The entries need to be copied exactly.

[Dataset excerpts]
** START **
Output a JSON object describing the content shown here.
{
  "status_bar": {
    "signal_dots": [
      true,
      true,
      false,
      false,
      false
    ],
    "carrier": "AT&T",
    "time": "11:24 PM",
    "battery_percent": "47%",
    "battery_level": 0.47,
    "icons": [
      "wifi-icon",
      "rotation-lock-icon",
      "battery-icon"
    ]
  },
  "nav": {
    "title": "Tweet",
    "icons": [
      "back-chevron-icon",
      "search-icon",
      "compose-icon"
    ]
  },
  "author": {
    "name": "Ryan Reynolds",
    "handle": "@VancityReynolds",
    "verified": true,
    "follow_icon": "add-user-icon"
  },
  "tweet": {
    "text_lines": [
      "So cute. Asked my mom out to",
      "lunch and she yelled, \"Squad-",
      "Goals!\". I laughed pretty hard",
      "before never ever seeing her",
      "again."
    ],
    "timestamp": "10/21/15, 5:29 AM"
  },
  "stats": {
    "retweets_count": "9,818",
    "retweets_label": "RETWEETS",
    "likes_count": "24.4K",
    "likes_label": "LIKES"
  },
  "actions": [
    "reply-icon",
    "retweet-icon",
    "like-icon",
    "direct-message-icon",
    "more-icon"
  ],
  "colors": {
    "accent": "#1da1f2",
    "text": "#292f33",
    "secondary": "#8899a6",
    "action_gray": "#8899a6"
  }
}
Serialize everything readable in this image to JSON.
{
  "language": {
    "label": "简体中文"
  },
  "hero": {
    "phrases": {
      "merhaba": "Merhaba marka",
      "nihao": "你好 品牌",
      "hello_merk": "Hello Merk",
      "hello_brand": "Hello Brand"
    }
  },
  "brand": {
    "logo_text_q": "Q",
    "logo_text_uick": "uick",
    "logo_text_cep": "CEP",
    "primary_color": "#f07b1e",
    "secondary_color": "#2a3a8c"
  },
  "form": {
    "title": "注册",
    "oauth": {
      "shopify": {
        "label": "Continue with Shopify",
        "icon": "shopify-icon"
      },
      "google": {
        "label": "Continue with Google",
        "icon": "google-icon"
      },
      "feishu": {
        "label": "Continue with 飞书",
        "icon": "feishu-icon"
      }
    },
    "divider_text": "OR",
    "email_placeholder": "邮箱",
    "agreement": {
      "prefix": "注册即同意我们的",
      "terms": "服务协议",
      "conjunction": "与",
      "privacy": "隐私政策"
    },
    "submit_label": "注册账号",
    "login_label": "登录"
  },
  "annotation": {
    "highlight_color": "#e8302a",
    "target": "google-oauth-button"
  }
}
** END **
_REPLY_:
Output a JSON object describing the content shown here.
{
  "status_bar": {
    "signal_dots": [
      true,
      true,
      false,
      false,
      false
    ],
    "carrier": "AT&T",
    "time": "11:24 PM",
    "battery_percent": "47%",
    "battery_level": 0.47,
    "icons": [
      "wifi-icon",
      "rotation-lock-icon",
      "battery-icon"
    ]
  },
  "nav": {
    "title": "Tweet",
    "icons": [
      "back-chevron-icon",
      "search-icon",
      "compose-icon"
    ]
  },
  "author": {
    "name": "Ryan Reynolds",
    "handle": "@VancityReynolds",
    "verified": true,
    "follow_icon": "add-user-icon"
  },
  "tweet": {
    "text_lines": [
      "So cute. Asked my mom out to",
      "lunch and she yelled, \"Squad-",
      "Goals!\". I laughed pretty hard",
      "before never ever seeing her",
      "again."
    ],
    "timestamp": "10/21/15, 5:29 AM"
  },
  "stats": {
    "retweets_count": "9,818",
    "retweets_label": "RETWEETS",
    "likes_count": "24.4K",
    "likes_label": "LIKES"
  },
  "actions": [
    "reply-icon",
    "retweet-icon",
    "like-icon",
    "direct-message-icon",
    "more-icon"
  ],
  "colors": {
    "accent": "#1da1f2",
    "text": "#292f33",
    "secondary": "#8899a6",
    "action_gray": "#8899a6"
  }
}
Serialize everything readable in this image to JSON.
{
  "language": {
    "label": "简体中文"
  },
  "hero": {
    "phrases": {
      "merhaba": "Merhaba marka",
      "nihao": "你好 品牌",
      "hello_merk": "Hello Merk",
      "hello_brand": "Hello Brand"
    }
  },
  "brand": {
    "logo_text_q": "Q",
    "logo_text_uick": "uick",
    "logo_text_cep": "CEP",
    "primary_color": "#f07b1e",
    "secondary_color": "#2a3a8c"
  },
  "form": {
    "title": "注册",
    "oauth": {
      "shopify": {
        "label": "Continue with Shopify",
        "icon": "shopify-icon"
      },
      "google": {
        "label": "Continue with Google",
        "icon": "google-icon"
      },
      "feishu": {
        "label": "Continue with 飞书",
        "icon": "feishu-icon"
      }
    },
    "divider_text": "OR",
    "email_placeholder": "邮箱",
    "agreement": {
      "prefix": "注册即同意我们的",
      "terms": "服务协议",
      "conjunction": "与",
      "privacy": "隐私政策"
    },
    "submit_label": "注册账号",
    "login_label": "登录"
  },
  "annotation": {
    "highlight_color": "#e8302a",
    "target": "google-oauth-button"
  }
}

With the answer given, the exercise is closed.